Will you transcribe all the entries word for word, skipping the pictures they hold?

— Start —

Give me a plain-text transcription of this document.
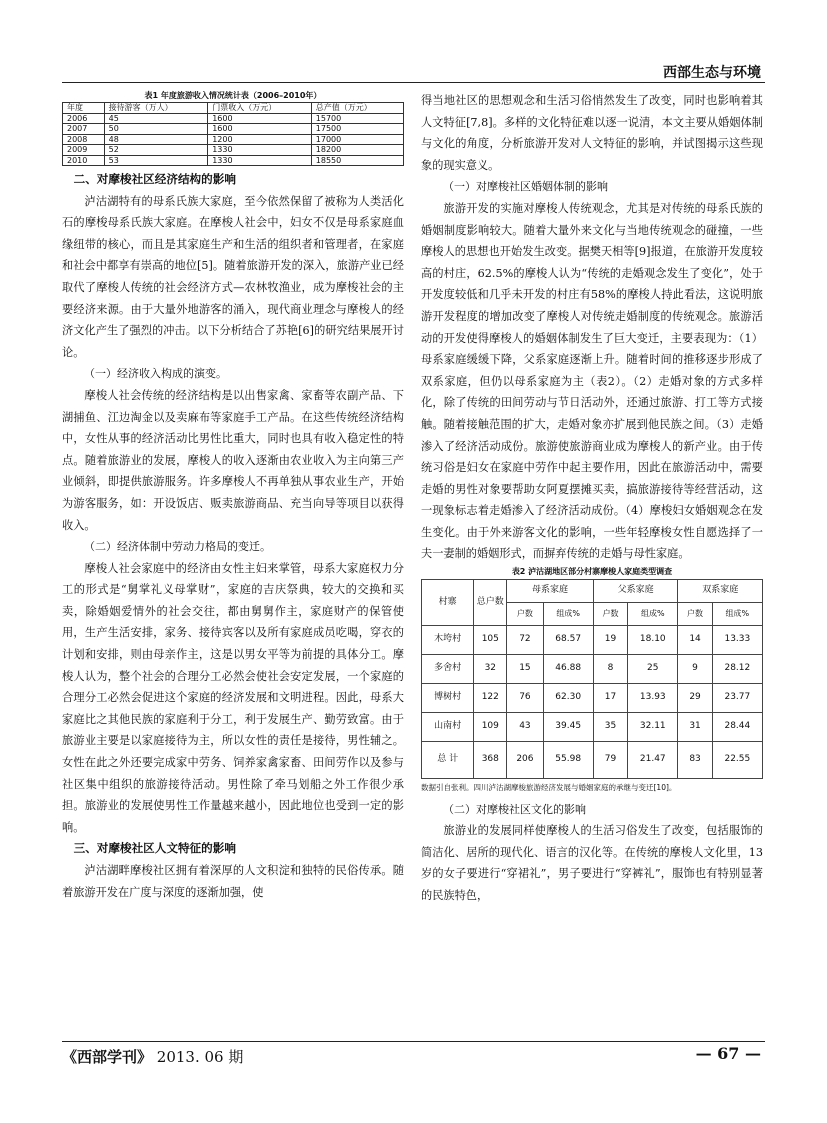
西部生态与环境
表1 年度旅游收入情况统计表（2006–2010年）
年度	接待游客（万人）	门票收入（万元）	总产值（万元）
2006	45	1600	15700
2007	50	1600	17500
2008	48	1200	17000
2009	52	1330	18200
2010	53	1330	18550
二、对摩梭社区经济结构的影响

泸沽湖特有的母系氏族大家庭，至今依然保留了被称为人类活化石的摩梭母系氏族大家庭。在摩梭人社会中，妇女不仅是母系家庭血缘纽带的核心，而且是其家庭生产和生活的组织者和管理者，在家庭和社会中都享有崇高的地位[5]。随着旅游开发的深入，旅游产业已经取代了摩梭人传统的社会经济方式—农林牧渔业，成为摩梭社会的主要经济来源。由于大量外地游客的涌入，现代商业理念与摩梭人的经济文化产生了强烈的冲击。以下分析结合了苏艳[6]的研究结果展开讨论。

（一）经济收入构成的演变。

摩梭人社会传统的经济结构是以出售家禽、家畜等农副产品、下湖捕鱼、江边淘金以及卖麻布等家庭手工产品。在这些传统经济结构中，女性从事的经济活动比男性比重大，同时也具有收入稳定性的特点。随着旅游业的发展，摩梭人的收入逐渐由农业收入为主向第三产业倾斜，即提供旅游服务。许多摩梭人不再单独从事农业生产，开始为游客服务，如：开设饭店、贩卖旅游商品、充当向导等项目以获得收入。

（二）经济体制中劳动力格局的变迁。

摩梭人社会家庭中的经济由女性主妇来掌管，母系大家庭权力分工的形式是“舅掌礼义母掌财”，家庭的吉庆祭典，较大的交换和买卖，除婚姻爱情外的社会交往，都由舅舅作主，家庭财产的保管使用，生产生活安排，家务、接待宾客以及所有家庭成员吃喝，穿衣的计划和安排，则由母亲作主，这是以男女平等为前提的具体分工。摩梭人认为，整个社会的合理分工必然会使社会安定发展，一个家庭的合理分工必然会促进这个家庭的经济发展和文明进程。因此，母系大家庭比之其他民族的家庭利于分工，利于发展生产、勤劳致富。由于旅游业主要是以家庭接待为主，所以女性的责任是接待，男性辅之。女性在此之外还要完成家中劳务、饲养家禽家畜、田间劳作以及参与社区集中组织的旅游接待活动。男性除了牵马划船之外工作很少承担。旅游业的发展使男性工作量越来越小，因此地位也受到一定的影响。

三、对摩梭社区人文特征的影响

泸沽湖畔摩梭社区拥有着深厚的人文积淀和独特的民俗传承。随着旅游开发在广度与深度的逐渐加强，使

得当地社区的思想观念和生活习俗悄然发生了改变，同时也影响着其人文特征[7,8]。多样的文化特征难以逐一说清，本文主要从婚姻体制与文化的角度，分析旅游开发对人文特征的影响，并试图揭示这些现象的现实意义。

（一）对摩梭社区婚姻体制的影响

旅游开发的实施对摩梭人传统观念，尤其是对传统的母系氏族的婚姻制度影响较大。随着大量外来文化与当地传统观念的碰撞，一些摩梭人的思想也开始发生改变。据樊天相等[9]报道，在旅游开发度较高的村庄，62.5%的摩梭人认为“传统的走婚观念发生了变化”，处于开发度较低和几乎未开发的村庄有58%的摩梭人持此看法，这说明旅游开发程度的增加改变了摩梭人对传统走婚制度的传统观念。旅游活动的开发使得摩梭人的婚姻体制发生了巨大变迁，主要表现为：（1）母系家庭缓缓下降，父系家庭逐渐上升。随着时间的推移逐步形成了双系家庭，但仍以母系家庭为主（表2）。（2）走婚对象的方式多样化，除了传统的田间劳动与节日活动外，还通过旅游、打工等方式接触。随着接触范围的扩大，走婚对象亦扩展到他民族之间。（3）走婚渗入了经济活动成份。旅游使旅游商业成为摩梭人的新产业。由于传统习俗是妇女在家庭中劳作中起主要作用，因此在旅游活动中，需要走婚的男性对象要帮助女阿夏摆摊买卖，搞旅游接待等经营活动，这一现象标志着走婚渗入了经济活动成份。（4）摩梭妇女婚姻观念在发生变化。由于外来游客文化的影响，一些年轻摩梭女性自愿选择了一夫一妻制的婚姻形式，而摒弃传统的走婚与母性家庭。

表2 泸沽湖地区部分村寨摩梭人家庭类型调查
村寨	总户数	母系家庭		父系家庭		双系家庭	
		户数	组成%	户数	组成%	户数	组成%
木垮村	105	72	68.57	19	18.10	14	13.33
多舍村	32	15	46.88	8	25	9	28.12
博树村	122	76	62.30	17	13.93	29	23.77
山南村	109	43	39.45	35	32.11	31	28.44
总 计	368	206	55.98	79	21.47	83	22.55
数据引自张利。四川泸沽湖摩梭旅游经济发展与婚姻家庭的承继与变迁[10]。
（二）对摩梭社区文化的影响

旅游业的发展同样使摩梭人的生活习俗发生了改变，包括服饰的简洁化、居所的现代化、语言的汉化等。在传统的摩梭人文化里，13岁的女子要进行“穿裙礼”，男子要进行“穿裤礼”，服饰也有特别显著的民族特色，

《西部学刊》 2013. 06 期	— 67 —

— End —

▶ **The solution**
Give me a plain-text transcription of this document.
西部生态与环境
表1 年度旅游收入情况统计表（2006–2010年）
年度	接待游客（万人）	门票收入（万元）	总产值（万元）
2006	45	1600	15700
2007	50	1600	17500
2008	48	1200	17000
2009	52	1330	18200
2010	53	1330	18550
二、对摩梭社区经济结构的影响

泸沽湖特有的母系氏族大家庭，至今依然保留了被称为人类活化石的摩梭母系氏族大家庭。在摩梭人社会中，妇女不仅是母系家庭血缘纽带的核心，而且是其家庭生产和生活的组织者和管理者，在家庭和社会中都享有崇高的地位[5]。随着旅游开发的深入，旅游产业已经取代了摩梭人传统的社会经济方式—农林牧渔业，成为摩梭社会的主要经济来源。由于大量外地游客的涌入，现代商业理念与摩梭人的经济文化产生了强烈的冲击。以下分析结合了苏艳[6]的研究结果展开讨论。

（一）经济收入构成的演变。

摩梭人社会传统的经济结构是以出售家禽、家畜等农副产品、下湖捕鱼、江边淘金以及卖麻布等家庭手工产品。在这些传统经济结构中，女性从事的经济活动比男性比重大，同时也具有收入稳定性的特点。随着旅游业的发展，摩梭人的收入逐渐由农业收入为主向第三产业倾斜，即提供旅游服务。许多摩梭人不再单独从事农业生产，开始为游客服务，如：开设饭店、贩卖旅游商品、充当向导等项目以获得收入。

（二）经济体制中劳动力格局的变迁。

摩梭人社会家庭中的经济由女性主妇来掌管，母系大家庭权力分工的形式是“舅掌礼义母掌财”，家庭的吉庆祭典，较大的交换和买卖，除婚姻爱情外的社会交往，都由舅舅作主，家庭财产的保管使用，生产生活安排，家务、接待宾客以及所有家庭成员吃喝，穿衣的计划和安排，则由母亲作主，这是以男女平等为前提的具体分工。摩梭人认为，整个社会的合理分工必然会使社会安定发展，一个家庭的合理分工必然会促进这个家庭的经济发展和文明进程。因此，母系大家庭比之其他民族的家庭利于分工，利于发展生产、勤劳致富。由于旅游业主要是以家庭接待为主，所以女性的责任是接待，男性辅之。女性在此之外还要完成家中劳务、饲养家禽家畜、田间劳作以及参与社区集中组织的旅游接待活动。男性除了牵马划船之外工作很少承担。旅游业的发展使男性工作量越来越小，因此地位也受到一定的影响。

三、对摩梭社区人文特征的影响

泸沽湖畔摩梭社区拥有着深厚的人文积淀和独特的民俗传承。随着旅游开发在广度与深度的逐渐加强，使

得当地社区的思想观念和生活习俗悄然发生了改变，同时也影响着其人文特征[7,8]。多样的文化特征难以逐一说清，本文主要从婚姻体制与文化的角度，分析旅游开发对人文特征的影响，并试图揭示这些现象的现实意义。

（一）对摩梭社区婚姻体制的影响

旅游开发的实施对摩梭人传统观念，尤其是对传统的母系氏族的婚姻制度影响较大。随着大量外来文化与当地传统观念的碰撞，一些摩梭人的思想也开始发生改变。据樊天相等[9]报道，在旅游开发度较高的村庄，62.5%的摩梭人认为“传统的走婚观念发生了变化”，处于开发度较低和几乎未开发的村庄有58%的摩梭人持此看法，这说明旅游开发程度的增加改变了摩梭人对传统走婚制度的传统观念。旅游活动的开发使得摩梭人的婚姻体制发生了巨大变迁，主要表现为：（1）母系家庭缓缓下降，父系家庭逐渐上升。随着时间的推移逐步形成了双系家庭，但仍以母系家庭为主（表2）。（2）走婚对象的方式多样化，除了传统的田间劳动与节日活动外，还通过旅游、打工等方式接触。随着接触范围的扩大，走婚对象亦扩展到他民族之间。（3）走婚渗入了经济活动成份。旅游使旅游商业成为摩梭人的新产业。由于传统习俗是妇女在家庭中劳作中起主要作用，因此在旅游活动中，需要走婚的男性对象要帮助女阿夏摆摊买卖，搞旅游接待等经营活动，这一现象标志着走婚渗入了经济活动成份。（4）摩梭妇女婚姻观念在发生变化。由于外来游客文化的影响，一些年轻摩梭女性自愿选择了一夫一妻制的婚姻形式，而摒弃传统的走婚与母性家庭。

表2 泸沽湖地区部分村寨摩梭人家庭类型调查
村寨	总户数	母系家庭		父系家庭		双系家庭	
		户数	组成%	户数	组成%	户数	组成%
木垮村	105	72	68.57	19	18.10	14	13.33
多舍村	32	15	46.88	8	25	9	28.12
博树村	122	76	62.30	17	13.93	29	23.77
山南村	109	43	39.45	35	32.11	31	28.44
总 计	368	206	55.98	79	21.47	83	22.55
数据引自张利。四川泸沽湖摩梭旅游经济发展与婚姻家庭的承继与变迁[10]。
（二）对摩梭社区文化的影响

旅游业的发展同样使摩梭人的生活习俗发生了改变，包括服饰的简洁化、居所的现代化、语言的汉化等。在传统的摩梭人文化里，13岁的女子要进行“穿裙礼”，男子要进行“穿裤礼”，服饰也有特别显著的民族特色，

《西部学刊》 2013. 06 期	— 67 —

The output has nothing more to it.